◆ **WHAT YOU HAVE TO DO**
In the listing below, identify each line with the word "Relative" and return those lines.

>> begin DATA

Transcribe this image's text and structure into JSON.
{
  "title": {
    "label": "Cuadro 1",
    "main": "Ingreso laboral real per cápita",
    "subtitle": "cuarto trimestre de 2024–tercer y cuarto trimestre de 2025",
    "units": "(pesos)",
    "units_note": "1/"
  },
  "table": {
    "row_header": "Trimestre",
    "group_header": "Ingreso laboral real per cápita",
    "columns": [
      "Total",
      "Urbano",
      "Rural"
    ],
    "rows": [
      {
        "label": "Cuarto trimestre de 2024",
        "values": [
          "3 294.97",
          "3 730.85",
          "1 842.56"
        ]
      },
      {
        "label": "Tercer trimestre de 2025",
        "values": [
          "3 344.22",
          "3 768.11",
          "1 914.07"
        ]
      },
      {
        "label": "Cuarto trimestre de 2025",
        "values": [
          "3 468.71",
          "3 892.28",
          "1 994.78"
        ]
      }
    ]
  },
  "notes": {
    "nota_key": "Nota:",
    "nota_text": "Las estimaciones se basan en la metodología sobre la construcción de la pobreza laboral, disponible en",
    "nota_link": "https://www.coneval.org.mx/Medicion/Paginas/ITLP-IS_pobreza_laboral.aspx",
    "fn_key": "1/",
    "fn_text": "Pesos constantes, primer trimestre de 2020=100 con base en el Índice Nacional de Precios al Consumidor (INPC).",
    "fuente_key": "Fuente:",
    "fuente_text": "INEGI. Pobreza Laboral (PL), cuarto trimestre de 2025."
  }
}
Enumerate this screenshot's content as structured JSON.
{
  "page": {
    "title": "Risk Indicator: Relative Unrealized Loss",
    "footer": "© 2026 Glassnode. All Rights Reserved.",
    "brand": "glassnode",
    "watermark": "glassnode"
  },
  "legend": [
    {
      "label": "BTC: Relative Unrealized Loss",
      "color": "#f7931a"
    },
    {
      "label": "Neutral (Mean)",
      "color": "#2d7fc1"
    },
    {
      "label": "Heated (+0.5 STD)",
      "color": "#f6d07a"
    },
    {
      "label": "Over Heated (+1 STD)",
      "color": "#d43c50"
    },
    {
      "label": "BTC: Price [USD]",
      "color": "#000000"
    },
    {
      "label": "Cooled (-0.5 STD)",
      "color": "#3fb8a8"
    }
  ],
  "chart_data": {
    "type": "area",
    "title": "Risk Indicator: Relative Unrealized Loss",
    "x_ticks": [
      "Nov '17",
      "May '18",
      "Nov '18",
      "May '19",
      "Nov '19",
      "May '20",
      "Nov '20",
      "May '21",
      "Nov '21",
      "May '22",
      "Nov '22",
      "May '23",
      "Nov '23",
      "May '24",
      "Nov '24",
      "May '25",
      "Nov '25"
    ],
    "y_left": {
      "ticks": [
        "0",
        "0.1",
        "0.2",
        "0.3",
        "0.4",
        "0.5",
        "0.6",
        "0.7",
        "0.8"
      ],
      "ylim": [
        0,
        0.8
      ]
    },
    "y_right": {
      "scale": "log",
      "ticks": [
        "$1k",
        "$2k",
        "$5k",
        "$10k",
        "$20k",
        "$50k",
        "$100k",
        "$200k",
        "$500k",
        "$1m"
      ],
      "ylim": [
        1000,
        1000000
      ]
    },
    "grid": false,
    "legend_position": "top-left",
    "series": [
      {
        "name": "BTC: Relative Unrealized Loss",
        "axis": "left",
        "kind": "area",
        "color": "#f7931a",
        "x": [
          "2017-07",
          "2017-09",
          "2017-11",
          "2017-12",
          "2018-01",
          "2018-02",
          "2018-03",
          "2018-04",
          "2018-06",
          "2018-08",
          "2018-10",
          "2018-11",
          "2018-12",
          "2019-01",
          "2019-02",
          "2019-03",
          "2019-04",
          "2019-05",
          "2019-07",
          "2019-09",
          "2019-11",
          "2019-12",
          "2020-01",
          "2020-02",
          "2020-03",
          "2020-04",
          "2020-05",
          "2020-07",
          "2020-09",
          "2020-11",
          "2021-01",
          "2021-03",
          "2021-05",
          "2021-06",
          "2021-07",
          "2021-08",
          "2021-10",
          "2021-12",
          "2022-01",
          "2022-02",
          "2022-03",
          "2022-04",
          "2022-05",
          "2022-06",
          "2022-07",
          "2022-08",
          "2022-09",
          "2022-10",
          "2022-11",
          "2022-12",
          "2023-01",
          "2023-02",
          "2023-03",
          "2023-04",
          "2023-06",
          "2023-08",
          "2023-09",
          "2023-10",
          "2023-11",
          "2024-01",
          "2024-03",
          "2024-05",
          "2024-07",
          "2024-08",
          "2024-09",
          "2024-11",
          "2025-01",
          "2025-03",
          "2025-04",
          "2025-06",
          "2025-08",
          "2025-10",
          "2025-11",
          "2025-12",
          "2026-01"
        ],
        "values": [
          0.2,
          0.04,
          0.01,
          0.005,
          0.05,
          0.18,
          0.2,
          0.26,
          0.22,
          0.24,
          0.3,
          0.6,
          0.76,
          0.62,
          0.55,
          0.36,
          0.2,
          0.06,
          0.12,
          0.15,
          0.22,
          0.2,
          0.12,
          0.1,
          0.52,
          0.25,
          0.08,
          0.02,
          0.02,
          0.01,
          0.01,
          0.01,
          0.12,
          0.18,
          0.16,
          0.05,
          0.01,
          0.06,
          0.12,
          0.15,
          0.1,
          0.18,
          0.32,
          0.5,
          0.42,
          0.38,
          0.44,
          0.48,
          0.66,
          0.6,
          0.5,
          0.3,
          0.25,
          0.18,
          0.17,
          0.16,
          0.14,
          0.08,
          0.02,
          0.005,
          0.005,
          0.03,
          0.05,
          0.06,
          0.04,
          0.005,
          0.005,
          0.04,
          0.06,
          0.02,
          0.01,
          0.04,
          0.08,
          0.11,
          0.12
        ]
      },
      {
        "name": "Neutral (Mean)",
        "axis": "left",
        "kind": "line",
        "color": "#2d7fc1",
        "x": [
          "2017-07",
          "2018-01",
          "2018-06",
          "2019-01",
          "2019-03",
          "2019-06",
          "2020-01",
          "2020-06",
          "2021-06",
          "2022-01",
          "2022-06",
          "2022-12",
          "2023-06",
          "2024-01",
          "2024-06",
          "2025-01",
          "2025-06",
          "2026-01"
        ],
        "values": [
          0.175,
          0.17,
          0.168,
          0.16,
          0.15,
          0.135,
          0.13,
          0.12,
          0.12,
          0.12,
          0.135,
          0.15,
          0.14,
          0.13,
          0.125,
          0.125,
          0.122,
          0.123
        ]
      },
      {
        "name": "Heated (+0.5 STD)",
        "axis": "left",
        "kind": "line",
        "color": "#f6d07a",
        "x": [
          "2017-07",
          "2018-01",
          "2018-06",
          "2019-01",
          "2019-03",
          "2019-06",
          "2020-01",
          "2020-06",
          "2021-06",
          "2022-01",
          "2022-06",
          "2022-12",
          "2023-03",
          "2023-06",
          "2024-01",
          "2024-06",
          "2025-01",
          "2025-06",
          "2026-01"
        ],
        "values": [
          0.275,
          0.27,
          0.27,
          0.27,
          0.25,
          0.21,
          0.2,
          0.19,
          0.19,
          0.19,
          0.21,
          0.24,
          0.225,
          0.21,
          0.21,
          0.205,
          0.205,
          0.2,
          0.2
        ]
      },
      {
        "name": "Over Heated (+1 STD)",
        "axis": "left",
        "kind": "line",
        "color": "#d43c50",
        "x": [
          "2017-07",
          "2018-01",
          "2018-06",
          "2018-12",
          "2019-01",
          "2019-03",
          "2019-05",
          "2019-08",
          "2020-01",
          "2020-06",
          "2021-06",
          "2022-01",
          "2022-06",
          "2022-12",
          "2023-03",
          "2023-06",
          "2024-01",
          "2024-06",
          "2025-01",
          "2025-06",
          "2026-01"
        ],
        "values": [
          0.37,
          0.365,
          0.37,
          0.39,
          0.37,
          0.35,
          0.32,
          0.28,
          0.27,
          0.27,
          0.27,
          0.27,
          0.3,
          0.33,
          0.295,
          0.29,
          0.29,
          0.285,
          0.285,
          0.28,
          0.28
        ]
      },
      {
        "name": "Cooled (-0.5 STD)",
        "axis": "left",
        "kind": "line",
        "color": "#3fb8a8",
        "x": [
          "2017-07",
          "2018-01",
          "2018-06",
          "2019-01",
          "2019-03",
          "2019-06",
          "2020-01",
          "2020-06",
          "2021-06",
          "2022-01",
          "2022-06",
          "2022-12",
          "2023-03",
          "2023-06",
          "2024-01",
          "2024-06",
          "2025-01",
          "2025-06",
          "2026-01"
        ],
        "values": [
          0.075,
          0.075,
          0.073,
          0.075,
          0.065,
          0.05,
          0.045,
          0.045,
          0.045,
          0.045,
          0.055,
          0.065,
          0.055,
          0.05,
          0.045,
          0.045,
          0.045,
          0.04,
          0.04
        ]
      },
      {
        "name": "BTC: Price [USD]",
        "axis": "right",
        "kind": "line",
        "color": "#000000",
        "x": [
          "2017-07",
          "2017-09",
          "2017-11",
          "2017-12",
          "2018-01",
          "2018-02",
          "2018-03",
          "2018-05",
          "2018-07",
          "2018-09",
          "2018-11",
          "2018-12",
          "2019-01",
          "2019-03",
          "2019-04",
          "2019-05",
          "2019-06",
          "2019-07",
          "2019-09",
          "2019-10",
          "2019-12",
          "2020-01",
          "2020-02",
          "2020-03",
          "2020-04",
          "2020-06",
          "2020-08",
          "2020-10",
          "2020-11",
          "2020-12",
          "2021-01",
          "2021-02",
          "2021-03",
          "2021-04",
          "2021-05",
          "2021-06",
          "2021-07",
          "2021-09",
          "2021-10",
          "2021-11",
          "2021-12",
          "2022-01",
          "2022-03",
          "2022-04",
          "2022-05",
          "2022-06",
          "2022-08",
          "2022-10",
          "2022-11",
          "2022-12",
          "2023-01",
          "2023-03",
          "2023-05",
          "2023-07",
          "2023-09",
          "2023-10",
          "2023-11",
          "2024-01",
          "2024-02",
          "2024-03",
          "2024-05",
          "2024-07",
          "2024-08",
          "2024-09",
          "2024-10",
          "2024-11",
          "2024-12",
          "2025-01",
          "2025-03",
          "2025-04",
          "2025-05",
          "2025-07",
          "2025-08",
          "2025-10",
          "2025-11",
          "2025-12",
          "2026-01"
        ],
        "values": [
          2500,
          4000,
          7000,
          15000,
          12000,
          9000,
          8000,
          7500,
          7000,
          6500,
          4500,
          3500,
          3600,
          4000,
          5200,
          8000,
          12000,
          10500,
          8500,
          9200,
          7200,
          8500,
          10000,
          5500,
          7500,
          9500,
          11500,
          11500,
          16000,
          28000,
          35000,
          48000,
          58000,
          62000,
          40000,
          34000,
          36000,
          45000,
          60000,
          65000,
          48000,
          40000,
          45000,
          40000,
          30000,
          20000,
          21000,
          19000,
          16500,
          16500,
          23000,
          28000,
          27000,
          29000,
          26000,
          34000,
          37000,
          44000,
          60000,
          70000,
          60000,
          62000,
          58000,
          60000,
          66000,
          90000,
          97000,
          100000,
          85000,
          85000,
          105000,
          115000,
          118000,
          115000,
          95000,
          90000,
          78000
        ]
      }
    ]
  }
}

>> end DATA

◆ **PROBLEM SOLUTION**
    "title": "Risk Indicator: Relative Unrealized Loss",
      "label": "BTC: Relative Unrealized Loss",
    "title": "Risk Indicator: Relative Unrealized Loss",
        "name": "BTC: Relative Unrealized Loss",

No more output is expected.